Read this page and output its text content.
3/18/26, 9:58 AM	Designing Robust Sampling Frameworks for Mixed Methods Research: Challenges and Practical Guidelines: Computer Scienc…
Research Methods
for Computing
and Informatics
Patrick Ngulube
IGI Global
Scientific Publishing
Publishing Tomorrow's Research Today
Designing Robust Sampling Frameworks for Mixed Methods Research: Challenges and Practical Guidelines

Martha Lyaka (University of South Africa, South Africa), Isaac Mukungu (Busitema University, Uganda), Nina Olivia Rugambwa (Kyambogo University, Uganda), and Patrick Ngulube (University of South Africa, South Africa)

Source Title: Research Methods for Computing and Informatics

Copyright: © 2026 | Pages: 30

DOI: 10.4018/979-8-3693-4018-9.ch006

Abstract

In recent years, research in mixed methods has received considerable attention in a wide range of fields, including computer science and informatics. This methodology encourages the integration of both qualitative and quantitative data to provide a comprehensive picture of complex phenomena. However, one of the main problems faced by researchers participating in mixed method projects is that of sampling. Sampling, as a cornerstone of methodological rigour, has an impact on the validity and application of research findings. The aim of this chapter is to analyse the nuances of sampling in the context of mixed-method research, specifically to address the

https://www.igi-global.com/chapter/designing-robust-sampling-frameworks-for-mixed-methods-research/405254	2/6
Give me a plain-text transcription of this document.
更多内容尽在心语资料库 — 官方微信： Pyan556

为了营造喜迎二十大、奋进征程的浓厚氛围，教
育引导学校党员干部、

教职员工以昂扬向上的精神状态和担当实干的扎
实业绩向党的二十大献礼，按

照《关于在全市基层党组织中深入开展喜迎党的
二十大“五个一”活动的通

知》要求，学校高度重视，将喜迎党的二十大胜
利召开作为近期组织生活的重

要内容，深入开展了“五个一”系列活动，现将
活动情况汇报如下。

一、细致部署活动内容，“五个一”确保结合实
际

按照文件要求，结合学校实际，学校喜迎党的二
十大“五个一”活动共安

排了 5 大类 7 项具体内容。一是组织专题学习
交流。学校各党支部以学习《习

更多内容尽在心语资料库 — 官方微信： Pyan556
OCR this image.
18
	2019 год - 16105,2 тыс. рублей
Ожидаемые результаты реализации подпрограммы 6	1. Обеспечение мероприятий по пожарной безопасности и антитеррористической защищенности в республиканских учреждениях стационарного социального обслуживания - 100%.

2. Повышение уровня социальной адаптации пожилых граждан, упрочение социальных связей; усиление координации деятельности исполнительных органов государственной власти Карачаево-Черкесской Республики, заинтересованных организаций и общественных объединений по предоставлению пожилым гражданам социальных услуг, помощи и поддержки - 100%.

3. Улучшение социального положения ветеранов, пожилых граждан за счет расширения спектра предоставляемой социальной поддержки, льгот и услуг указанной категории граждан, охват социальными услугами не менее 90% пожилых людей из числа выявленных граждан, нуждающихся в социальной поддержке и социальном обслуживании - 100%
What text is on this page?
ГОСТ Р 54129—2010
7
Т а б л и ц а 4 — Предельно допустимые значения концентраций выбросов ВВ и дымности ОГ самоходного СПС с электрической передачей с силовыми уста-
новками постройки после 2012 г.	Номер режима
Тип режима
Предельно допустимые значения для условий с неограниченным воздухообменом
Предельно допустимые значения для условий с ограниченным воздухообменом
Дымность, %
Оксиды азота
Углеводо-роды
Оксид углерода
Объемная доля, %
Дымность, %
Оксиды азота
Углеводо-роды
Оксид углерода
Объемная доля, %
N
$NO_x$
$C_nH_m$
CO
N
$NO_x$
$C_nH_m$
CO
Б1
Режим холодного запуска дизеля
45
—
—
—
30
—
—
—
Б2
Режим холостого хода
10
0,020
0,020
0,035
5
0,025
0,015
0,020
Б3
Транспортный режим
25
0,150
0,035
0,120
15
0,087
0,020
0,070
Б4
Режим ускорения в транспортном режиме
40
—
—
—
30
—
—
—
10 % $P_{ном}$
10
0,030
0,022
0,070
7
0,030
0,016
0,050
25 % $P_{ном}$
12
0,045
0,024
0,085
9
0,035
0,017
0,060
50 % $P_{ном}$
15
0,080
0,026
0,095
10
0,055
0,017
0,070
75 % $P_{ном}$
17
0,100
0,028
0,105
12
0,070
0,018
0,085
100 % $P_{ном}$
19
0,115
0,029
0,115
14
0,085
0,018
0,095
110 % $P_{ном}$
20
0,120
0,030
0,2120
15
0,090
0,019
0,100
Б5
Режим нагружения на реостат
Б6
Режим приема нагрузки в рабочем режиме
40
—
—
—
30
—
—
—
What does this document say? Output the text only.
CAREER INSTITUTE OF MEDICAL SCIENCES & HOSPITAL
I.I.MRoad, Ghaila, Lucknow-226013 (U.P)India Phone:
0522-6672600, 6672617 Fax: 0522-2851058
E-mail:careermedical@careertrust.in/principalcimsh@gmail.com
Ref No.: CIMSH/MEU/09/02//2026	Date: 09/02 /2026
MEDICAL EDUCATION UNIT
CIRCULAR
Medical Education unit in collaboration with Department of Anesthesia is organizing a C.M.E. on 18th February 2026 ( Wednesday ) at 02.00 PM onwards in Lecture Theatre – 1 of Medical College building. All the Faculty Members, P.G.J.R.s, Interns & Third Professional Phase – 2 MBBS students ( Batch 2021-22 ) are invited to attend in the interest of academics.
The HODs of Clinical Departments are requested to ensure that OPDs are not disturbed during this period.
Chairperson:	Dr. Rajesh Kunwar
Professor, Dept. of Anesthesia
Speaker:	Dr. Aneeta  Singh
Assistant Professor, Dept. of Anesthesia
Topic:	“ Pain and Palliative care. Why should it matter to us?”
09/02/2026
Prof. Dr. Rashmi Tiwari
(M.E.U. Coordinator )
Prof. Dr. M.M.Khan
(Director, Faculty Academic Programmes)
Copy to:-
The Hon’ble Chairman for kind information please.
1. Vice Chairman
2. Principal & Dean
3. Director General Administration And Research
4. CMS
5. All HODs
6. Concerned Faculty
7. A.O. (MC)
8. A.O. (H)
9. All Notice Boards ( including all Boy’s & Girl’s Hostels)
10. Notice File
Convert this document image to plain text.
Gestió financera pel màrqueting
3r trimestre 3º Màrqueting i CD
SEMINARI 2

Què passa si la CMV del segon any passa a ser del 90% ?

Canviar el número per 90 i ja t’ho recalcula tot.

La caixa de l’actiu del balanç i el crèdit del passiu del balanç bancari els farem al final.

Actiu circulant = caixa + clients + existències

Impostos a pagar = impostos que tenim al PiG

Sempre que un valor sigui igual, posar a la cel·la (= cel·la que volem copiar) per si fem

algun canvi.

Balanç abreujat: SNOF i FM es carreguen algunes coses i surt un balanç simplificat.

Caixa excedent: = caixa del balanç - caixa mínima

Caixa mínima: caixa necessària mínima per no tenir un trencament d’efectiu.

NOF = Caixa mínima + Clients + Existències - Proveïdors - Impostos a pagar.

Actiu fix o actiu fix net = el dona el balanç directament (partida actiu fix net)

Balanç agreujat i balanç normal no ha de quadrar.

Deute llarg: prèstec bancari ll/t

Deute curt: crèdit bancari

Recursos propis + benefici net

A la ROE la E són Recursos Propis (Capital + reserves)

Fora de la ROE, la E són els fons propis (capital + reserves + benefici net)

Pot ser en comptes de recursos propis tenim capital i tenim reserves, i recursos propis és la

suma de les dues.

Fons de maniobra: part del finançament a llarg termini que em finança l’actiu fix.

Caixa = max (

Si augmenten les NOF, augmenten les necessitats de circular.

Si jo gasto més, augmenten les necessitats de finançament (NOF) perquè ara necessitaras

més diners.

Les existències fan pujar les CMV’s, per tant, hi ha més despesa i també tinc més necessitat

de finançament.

Stated exercise:
Nothing in the data may differ; print all of it exactly as written.

Solution:
Read this page and output its text content.
3/18/26, 9:58 AM	Designing Robust Sampling Frameworks for Mixed Methods Research: Challenges and Practical Guidelines: Computer Scienc…
Research Methods
for Computing
and Informatics
Patrick Ngulube
IGI Global
Scientific Publishing
Publishing Tomorrow's Research Today
Designing Robust Sampling Frameworks for Mixed Methods Research: Challenges and Practical Guidelines

Martha Lyaka (University of South Africa, South Africa), Isaac Mukungu (Busitema University, Uganda), Nina Olivia Rugambwa (Kyambogo University, Uganda), and Patrick Ngulube (University of South Africa, South Africa)

Source Title: Research Methods for Computing and Informatics

Copyright: © 2026 | Pages: 30

DOI: 10.4018/979-8-3693-4018-9.ch006

Abstract

In recent years, research in mixed methods has received considerable attention in a wide range of fields, including computer science and informatics. This methodology encourages the integration of both qualitative and quantitative data to provide a comprehensive picture of complex phenomena. However, one of the main problems faced by researchers participating in mixed method projects is that of sampling. Sampling, as a cornerstone of methodological rigour, has an impact on the validity and application of research findings. The aim of this chapter is to analyse the nuances of sampling in the context of mixed-method research, specifically to address the

https://www.igi-global.com/chapter/designing-robust-sampling-frameworks-for-mixed-methods-research/405254	2/6
Give me a plain-text transcription of this document.
更多内容尽在心语资料库 — 官方微信： Pyan556

为了营造喜迎二十大、奋进征程的浓厚氛围，教
育引导学校党员干部、

教职员工以昂扬向上的精神状态和担当实干的扎
实业绩向党的二十大献礼，按

照《关于在全市基层党组织中深入开展喜迎党的
二十大“五个一”活动的通

知》要求，学校高度重视，将喜迎党的二十大胜
利召开作为近期组织生活的重

要内容，深入开展了“五个一”系列活动，现将
活动情况汇报如下。

一、细致部署活动内容，“五个一”确保结合实
际

按照文件要求，结合学校实际，学校喜迎党的二
十大“五个一”活动共安

排了 5 大类 7 项具体内容。一是组织专题学习
交流。学校各党支部以学习《习

更多内容尽在心语资料库 — 官方微信： Pyan556
OCR this image.
18
	2019 год - 16105,2 тыс. рублей
Ожидаемые результаты реализации подпрограммы 6	1. Обеспечение мероприятий по пожарной безопасности и антитеррористической защищенности в республиканских учреждениях стационарного социального обслуживания - 100%.

2. Повышение уровня социальной адаптации пожилых граждан, упрочение социальных связей; усиление координации деятельности исполнительных органов государственной власти Карачаево-Черкесской Республики, заинтересованных организаций и общественных объединений по предоставлению пожилым гражданам социальных услуг, помощи и поддержки - 100%.

3. Улучшение социального положения ветеранов, пожилых граждан за счет расширения спектра предоставляемой социальной поддержки, льгот и услуг указанной категории граждан, охват социальными услугами не менее 90% пожилых людей из числа выявленных граждан, нуждающихся в социальной поддержке и социальном обслуживании - 100%
What text is on this page?
ГОСТ Р 54129—2010
7
Т а б л и ц а 4 — Предельно допустимые значения концентраций выбросов ВВ и дымности ОГ самоходного СПС с электрической передачей с силовыми уста-
новками постройки после 2012 г.	Номер режима
Тип режима
Предельно допустимые значения для условий с неограниченным воздухообменом
Предельно допустимые значения для условий с ограниченным воздухообменом
Дымность, %
Оксиды азота
Углеводо-роды
Оксид углерода
Объемная доля, %
Дымность, %
Оксиды азота
Углеводо-роды
Оксид углерода
Объемная доля, %
N
$NO_x$
$C_nH_m$
CO
N
$NO_x$
$C_nH_m$
CO
Б1
Режим холодного запуска дизеля
45
—
—
—
30
—
—
—
Б2
Режим холостого хода
10
0,020
0,020
0,035
5
0,025
0,015
0,020
Б3
Транспортный режим
25
0,150
0,035
0,120
15
0,087
0,020
0,070
Б4
Режим ускорения в транспортном режиме
40
—
—
—
30
—
—
—
10 % $P_{ном}$
10
0,030
0,022
0,070
7
0,030
0,016
0,050
25 % $P_{ном}$
12
0,045
0,024
0,085
9
0,035
0,017
0,060
50 % $P_{ном}$
15
0,080
0,026
0,095
10
0,055
0,017
0,070
75 % $P_{ном}$
17
0,100
0,028
0,105
12
0,070
0,018
0,085
100 % $P_{ном}$
19
0,115
0,029
0,115
14
0,085
0,018
0,095
110 % $P_{ном}$
20
0,120
0,030
0,2120
15
0,090
0,019
0,100
Б5
Режим нагружения на реостат
Б6
Режим приема нагрузки в рабочем режиме
40
—
—
—
30
—
—
—
What does this document say? Output the text only.
CAREER INSTITUTE OF MEDICAL SCIENCES & HOSPITAL
I.I.MRoad, Ghaila, Lucknow-226013 (U.P)India Phone:
0522-6672600, 6672617 Fax: 0522-2851058
E-mail:careermedical@careertrust.in/principalcimsh@gmail.com
Ref No.: CIMSH/MEU/09/02//2026	Date: 09/02 /2026
MEDICAL EDUCATION UNIT
CIRCULAR
Medical Education unit in collaboration with Department of Anesthesia is organizing a C.M.E. on 18th February 2026 ( Wednesday ) at 02.00 PM onwards in Lecture Theatre – 1 of Medical College building. All the Faculty Members, P.G.J.R.s, Interns & Third Professional Phase – 2 MBBS students ( Batch 2021-22 ) are invited to attend in the interest of academics.
The HODs of Clinical Departments are requested to ensure that OPDs are not disturbed during this period.
Chairperson:	Dr. Rajesh Kunwar
Professor, Dept. of Anesthesia
Speaker:	Dr. Aneeta  Singh
Assistant Professor, Dept. of Anesthesia
Topic:	“ Pain and Palliative care. Why should it matter to us?”
09/02/2026
Prof. Dr. Rashmi Tiwari
(M.E.U. Coordinator )
Prof. Dr. M.M.Khan
(Director, Faculty Academic Programmes)
Copy to:-
The Hon’ble Chairman for kind information please.
1. Vice Chairman
2. Principal & Dean
3. Director General Administration And Research
4. CMS
5. All HODs
6. Concerned Faculty
7. A.O. (MC)
8. A.O. (H)
9. All Notice Boards ( including all Boy’s & Girl’s Hostels)
10. Notice File
Convert this document image to plain text.
Gestió financera pel màrqueting
3r trimestre 3º Màrqueting i CD
SEMINARI 2

Què passa si la CMV del segon any passa a ser del 90% ?

Canviar el número per 90 i ja t’ho recalcula tot.

La caixa de l’actiu del balanç i el crèdit del passiu del balanç bancari els farem al final.

Actiu circulant = caixa + clients + existències

Impostos a pagar = impostos que tenim al PiG

Sempre que un valor sigui igual, posar a la cel·la (= cel·la que volem copiar) per si fem

algun canvi.

Balanç abreujat: SNOF i FM es carreguen algunes coses i surt un balanç simplificat.

Caixa excedent: = caixa del balanç - caixa mínima

Caixa mínima: caixa necessària mínima per no tenir un trencament d’efectiu.

NOF = Caixa mínima + Clients + Existències - Proveïdors - Impostos a pagar.

Actiu fix o actiu fix net = el dona el balanç directament (partida actiu fix net)

Balanç agreujat i balanç normal no ha de quadrar.

Deute llarg: prèstec bancari ll/t

Deute curt: crèdit bancari

Recursos propis + benefici net

A la ROE la E són Recursos Propis (Capital + reserves)

Fora de la ROE, la E són els fons propis (capital + reserves + benefici net)

Pot ser en comptes de recursos propis tenim capital i tenim reserves, i recursos propis és la

suma de les dues.

Fons de maniobra: part del finançament a llarg termini que em finança l’actiu fix.

Caixa = max (

Si augmenten les NOF, augmenten les necessitats de circular.

Si jo gasto més, augmenten les necessitats de finançament (NOF) perquè ara necessitaras

més diners.

Les existències fan pujar les CMV’s, per tant, hi ha més despesa i també tinc més necessitat

de finançament.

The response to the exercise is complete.